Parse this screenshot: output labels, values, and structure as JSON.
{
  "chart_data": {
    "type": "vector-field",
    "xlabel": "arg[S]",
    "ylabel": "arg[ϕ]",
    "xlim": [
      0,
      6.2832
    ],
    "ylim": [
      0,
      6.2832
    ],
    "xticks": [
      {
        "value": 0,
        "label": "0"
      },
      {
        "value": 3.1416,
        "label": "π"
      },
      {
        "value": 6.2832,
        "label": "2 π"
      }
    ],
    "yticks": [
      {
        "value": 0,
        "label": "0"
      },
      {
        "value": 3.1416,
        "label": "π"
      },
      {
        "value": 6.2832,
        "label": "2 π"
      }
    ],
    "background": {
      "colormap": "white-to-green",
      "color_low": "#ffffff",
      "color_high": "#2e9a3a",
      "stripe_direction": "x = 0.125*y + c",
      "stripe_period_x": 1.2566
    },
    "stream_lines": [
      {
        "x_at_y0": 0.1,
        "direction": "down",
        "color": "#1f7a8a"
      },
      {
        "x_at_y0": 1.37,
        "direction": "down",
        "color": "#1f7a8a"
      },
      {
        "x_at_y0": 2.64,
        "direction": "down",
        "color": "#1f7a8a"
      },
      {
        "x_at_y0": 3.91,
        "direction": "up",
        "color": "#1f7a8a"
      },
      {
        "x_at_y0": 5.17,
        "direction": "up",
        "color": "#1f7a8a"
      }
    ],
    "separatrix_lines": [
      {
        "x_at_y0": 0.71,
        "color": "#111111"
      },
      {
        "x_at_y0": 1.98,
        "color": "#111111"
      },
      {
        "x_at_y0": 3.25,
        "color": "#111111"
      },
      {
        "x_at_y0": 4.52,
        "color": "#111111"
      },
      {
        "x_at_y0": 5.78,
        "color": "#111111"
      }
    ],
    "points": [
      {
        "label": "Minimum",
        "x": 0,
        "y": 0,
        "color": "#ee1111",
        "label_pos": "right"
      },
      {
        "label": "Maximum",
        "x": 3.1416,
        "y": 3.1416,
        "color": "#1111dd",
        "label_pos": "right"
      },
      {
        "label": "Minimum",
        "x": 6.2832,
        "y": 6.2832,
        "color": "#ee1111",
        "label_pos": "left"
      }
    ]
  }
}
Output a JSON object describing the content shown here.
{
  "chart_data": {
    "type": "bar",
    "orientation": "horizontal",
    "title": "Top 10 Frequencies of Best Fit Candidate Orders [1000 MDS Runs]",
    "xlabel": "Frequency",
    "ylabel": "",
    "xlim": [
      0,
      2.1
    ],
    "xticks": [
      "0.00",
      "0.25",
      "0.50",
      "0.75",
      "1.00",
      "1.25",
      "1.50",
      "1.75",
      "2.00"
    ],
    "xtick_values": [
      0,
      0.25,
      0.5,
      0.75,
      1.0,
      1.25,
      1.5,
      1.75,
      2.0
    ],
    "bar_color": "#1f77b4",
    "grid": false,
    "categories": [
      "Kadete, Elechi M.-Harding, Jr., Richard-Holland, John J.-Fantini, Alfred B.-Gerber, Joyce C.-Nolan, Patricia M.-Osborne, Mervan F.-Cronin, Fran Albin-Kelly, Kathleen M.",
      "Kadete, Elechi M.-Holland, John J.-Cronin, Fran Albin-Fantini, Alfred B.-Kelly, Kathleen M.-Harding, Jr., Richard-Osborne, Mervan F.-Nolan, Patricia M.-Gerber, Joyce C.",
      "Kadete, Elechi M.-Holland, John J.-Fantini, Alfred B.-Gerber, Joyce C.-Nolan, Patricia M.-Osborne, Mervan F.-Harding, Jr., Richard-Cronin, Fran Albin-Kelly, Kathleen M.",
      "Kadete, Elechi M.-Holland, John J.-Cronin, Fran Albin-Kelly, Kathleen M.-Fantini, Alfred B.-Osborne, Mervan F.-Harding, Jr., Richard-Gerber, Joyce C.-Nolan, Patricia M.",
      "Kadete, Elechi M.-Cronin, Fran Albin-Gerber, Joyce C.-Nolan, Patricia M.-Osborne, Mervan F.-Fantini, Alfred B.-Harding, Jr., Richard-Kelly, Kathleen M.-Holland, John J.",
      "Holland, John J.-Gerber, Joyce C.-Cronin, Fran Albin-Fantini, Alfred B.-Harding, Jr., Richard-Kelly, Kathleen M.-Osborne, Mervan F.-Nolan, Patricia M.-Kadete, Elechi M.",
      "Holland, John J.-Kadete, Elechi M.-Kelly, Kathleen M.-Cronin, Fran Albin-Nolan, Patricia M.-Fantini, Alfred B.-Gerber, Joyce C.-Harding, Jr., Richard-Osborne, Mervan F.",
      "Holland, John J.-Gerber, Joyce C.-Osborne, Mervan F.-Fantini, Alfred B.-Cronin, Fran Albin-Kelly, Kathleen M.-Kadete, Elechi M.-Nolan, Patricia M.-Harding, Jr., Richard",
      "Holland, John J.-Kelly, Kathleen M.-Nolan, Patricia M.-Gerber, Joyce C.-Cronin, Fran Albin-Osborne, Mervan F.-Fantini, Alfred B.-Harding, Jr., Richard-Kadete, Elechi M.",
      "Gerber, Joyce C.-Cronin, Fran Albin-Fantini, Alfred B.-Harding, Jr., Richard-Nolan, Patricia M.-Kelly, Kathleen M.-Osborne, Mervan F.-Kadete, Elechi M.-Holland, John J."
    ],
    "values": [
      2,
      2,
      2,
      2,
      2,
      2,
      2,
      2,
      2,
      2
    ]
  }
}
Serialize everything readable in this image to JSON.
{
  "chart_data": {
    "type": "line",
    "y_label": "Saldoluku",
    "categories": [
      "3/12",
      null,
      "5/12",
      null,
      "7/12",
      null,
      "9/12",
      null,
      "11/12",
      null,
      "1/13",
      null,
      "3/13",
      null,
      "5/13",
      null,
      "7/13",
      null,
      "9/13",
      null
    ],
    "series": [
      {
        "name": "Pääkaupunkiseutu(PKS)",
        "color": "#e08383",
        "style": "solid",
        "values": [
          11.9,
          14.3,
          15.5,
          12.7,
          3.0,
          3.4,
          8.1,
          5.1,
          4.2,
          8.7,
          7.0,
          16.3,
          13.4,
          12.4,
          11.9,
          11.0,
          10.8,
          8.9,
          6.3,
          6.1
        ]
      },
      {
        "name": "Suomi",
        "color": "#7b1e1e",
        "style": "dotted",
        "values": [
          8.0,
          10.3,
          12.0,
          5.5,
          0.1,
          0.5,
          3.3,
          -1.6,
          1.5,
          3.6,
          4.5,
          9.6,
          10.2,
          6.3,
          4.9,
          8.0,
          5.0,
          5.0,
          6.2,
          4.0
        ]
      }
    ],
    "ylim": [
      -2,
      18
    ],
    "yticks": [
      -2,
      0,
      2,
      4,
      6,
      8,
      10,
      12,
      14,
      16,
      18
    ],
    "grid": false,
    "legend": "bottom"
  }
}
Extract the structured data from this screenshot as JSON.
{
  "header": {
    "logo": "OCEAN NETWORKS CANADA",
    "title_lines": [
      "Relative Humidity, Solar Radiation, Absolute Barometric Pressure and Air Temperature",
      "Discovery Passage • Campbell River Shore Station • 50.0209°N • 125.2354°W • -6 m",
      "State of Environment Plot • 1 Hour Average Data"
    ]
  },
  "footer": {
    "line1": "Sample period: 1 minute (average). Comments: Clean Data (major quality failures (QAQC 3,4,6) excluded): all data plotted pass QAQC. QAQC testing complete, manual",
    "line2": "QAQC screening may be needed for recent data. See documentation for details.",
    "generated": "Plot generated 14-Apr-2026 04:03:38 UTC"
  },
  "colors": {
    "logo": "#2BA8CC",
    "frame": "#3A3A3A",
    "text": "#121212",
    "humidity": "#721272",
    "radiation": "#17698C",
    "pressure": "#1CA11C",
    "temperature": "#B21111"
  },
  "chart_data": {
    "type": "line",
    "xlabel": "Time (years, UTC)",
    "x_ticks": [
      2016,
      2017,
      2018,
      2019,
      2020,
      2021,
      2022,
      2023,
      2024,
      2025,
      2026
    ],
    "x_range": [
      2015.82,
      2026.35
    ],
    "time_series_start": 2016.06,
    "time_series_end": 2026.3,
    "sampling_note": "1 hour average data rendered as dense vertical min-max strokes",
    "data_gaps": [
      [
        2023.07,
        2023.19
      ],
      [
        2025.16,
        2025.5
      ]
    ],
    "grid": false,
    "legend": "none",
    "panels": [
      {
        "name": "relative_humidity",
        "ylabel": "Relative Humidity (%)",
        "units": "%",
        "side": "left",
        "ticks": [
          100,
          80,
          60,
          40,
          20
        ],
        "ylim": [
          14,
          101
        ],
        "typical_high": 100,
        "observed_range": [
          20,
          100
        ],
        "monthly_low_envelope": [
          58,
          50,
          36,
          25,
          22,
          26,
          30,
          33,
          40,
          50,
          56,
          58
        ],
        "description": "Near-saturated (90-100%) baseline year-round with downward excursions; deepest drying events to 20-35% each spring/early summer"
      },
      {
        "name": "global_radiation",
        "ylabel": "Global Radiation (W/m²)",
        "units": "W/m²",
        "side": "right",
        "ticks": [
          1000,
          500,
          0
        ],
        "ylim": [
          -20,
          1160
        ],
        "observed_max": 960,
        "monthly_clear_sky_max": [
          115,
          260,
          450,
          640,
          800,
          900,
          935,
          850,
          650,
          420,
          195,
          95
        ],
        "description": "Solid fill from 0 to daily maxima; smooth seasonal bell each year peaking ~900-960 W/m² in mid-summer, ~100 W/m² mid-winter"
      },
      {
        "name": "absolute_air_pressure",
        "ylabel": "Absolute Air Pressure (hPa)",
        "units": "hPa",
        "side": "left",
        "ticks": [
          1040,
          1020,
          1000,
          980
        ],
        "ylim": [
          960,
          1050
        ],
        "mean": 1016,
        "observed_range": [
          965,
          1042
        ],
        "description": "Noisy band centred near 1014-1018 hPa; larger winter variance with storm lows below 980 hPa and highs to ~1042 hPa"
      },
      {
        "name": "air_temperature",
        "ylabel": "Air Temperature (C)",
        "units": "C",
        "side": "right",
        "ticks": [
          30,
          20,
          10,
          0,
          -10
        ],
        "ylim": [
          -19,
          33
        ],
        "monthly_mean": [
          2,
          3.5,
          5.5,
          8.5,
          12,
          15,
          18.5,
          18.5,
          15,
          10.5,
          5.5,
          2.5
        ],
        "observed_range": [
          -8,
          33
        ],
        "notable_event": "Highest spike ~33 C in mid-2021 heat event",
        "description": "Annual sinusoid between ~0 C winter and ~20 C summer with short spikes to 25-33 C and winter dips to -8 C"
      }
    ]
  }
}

# [PROMPT]
Check each line of the records for "description" and copy the ones that contain it.

# [WORKED SOLUTION]
        "description": "Near-saturated (90-100%) baseline year-round with downward excursions; deepest drying events to 20-35% each spring/early summer"
        "description": "Solid fill from 0 to daily maxima; smooth seasonal bell each year peaking ~900-960 W/m² in mid-summer, ~100 W/m² mid-winter"
        "description": "Noisy band centred near 1014-1018 hPa; larger winter variance with storm lows below 980 hPa and highs to ~1042 hPa"
        "description": "Annual sinusoid between ~0 C winter and ~20 C summer with short spikes to 25-33 C and winter dips to -8 C"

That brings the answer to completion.